Problem details
Write the entries below out again exactly; any picture in them stays out.

Data for this exercise
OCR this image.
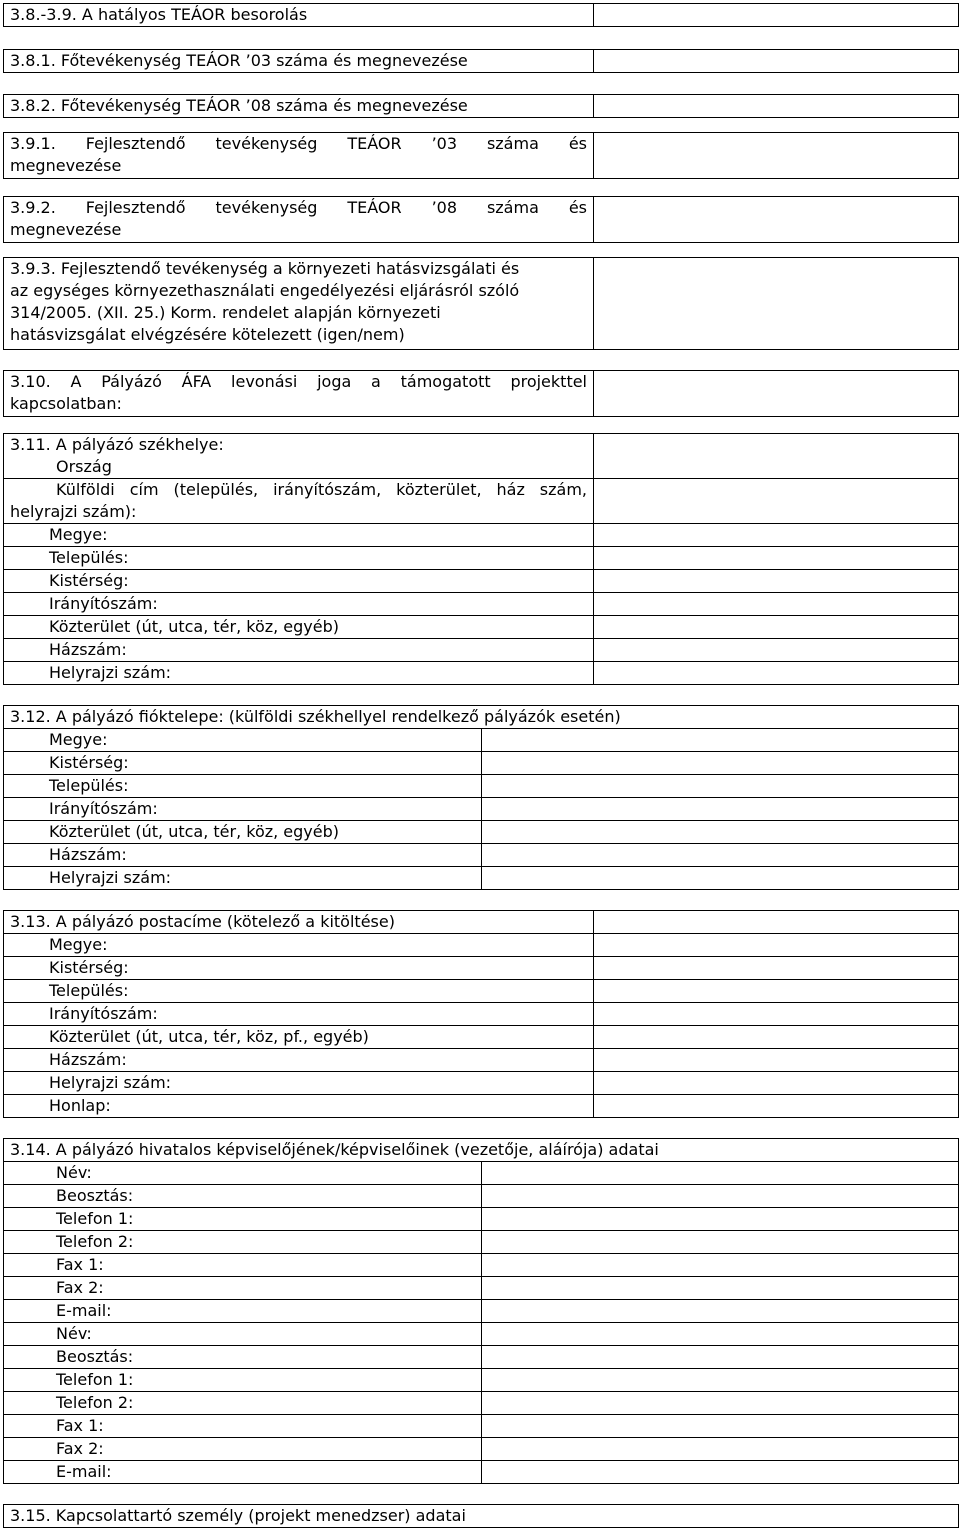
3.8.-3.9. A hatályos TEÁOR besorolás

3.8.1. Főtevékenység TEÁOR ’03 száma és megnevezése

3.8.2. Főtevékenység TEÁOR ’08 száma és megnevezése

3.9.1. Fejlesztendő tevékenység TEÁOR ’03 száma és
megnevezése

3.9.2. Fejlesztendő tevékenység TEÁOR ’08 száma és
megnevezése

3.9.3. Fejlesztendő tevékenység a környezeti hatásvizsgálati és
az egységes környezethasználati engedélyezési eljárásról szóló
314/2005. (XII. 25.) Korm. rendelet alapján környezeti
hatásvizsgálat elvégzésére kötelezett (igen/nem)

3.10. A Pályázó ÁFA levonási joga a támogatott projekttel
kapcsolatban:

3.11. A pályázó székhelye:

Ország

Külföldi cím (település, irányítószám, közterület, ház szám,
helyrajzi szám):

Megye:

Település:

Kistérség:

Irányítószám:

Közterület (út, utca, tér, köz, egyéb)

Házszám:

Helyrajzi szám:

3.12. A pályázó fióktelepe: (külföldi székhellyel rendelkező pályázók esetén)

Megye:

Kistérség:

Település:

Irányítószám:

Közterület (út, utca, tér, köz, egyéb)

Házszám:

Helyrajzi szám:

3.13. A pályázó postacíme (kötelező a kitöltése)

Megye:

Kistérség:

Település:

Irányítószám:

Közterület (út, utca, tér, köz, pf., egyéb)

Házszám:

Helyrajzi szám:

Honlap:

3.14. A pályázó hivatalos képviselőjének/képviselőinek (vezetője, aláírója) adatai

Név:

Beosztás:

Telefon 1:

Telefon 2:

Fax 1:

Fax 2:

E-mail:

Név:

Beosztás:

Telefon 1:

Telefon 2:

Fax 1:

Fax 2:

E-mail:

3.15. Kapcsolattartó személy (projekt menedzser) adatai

Exercise result
OCR this image.
3.8.-3.9. A hatályos TEÁOR besorolás

3.8.1. Főtevékenység TEÁOR ’03 száma és megnevezése

3.8.2. Főtevékenység TEÁOR ’08 száma és megnevezése

3.9.1. Fejlesztendő tevékenység TEÁOR ’03 száma és
megnevezése

3.9.2. Fejlesztendő tevékenység TEÁOR ’08 száma és
megnevezése

3.9.3. Fejlesztendő tevékenység a környezeti hatásvizsgálati és
az egységes környezethasználati engedélyezési eljárásról szóló
314/2005. (XII. 25.) Korm. rendelet alapján környezeti
hatásvizsgálat elvégzésére kötelezett (igen/nem)

3.10. A Pályázó ÁFA levonási joga a támogatott projekttel
kapcsolatban:

3.11. A pályázó székhelye:

Ország

Külföldi cím (település, irányítószám, közterület, ház szám,
helyrajzi szám):

Megye:

Település:

Kistérség:

Irányítószám:

Közterület (út, utca, tér, köz, egyéb)

Házszám:

Helyrajzi szám:

3.12. A pályázó fióktelepe: (külföldi székhellyel rendelkező pályázók esetén)

Megye:

Kistérség:

Település:

Irányítószám:

Közterület (út, utca, tér, köz, egyéb)

Házszám:

Helyrajzi szám:

3.13. A pályázó postacíme (kötelező a kitöltése)

Megye:

Kistérség:

Település:

Irányítószám:

Közterület (út, utca, tér, köz, pf., egyéb)

Házszám:

Helyrajzi szám:

Honlap:

3.14. A pályázó hivatalos képviselőjének/képviselőinek (vezetője, aláírója) adatai

Név:

Beosztás:

Telefon 1:

Telefon 2:

Fax 1:

Fax 2:

E-mail:

Név:

Beosztás:

Telefon 1:

Telefon 2:

Fax 1:

Fax 2:

E-mail:

3.15. Kapcsolattartó személy (projekt menedzser) adatai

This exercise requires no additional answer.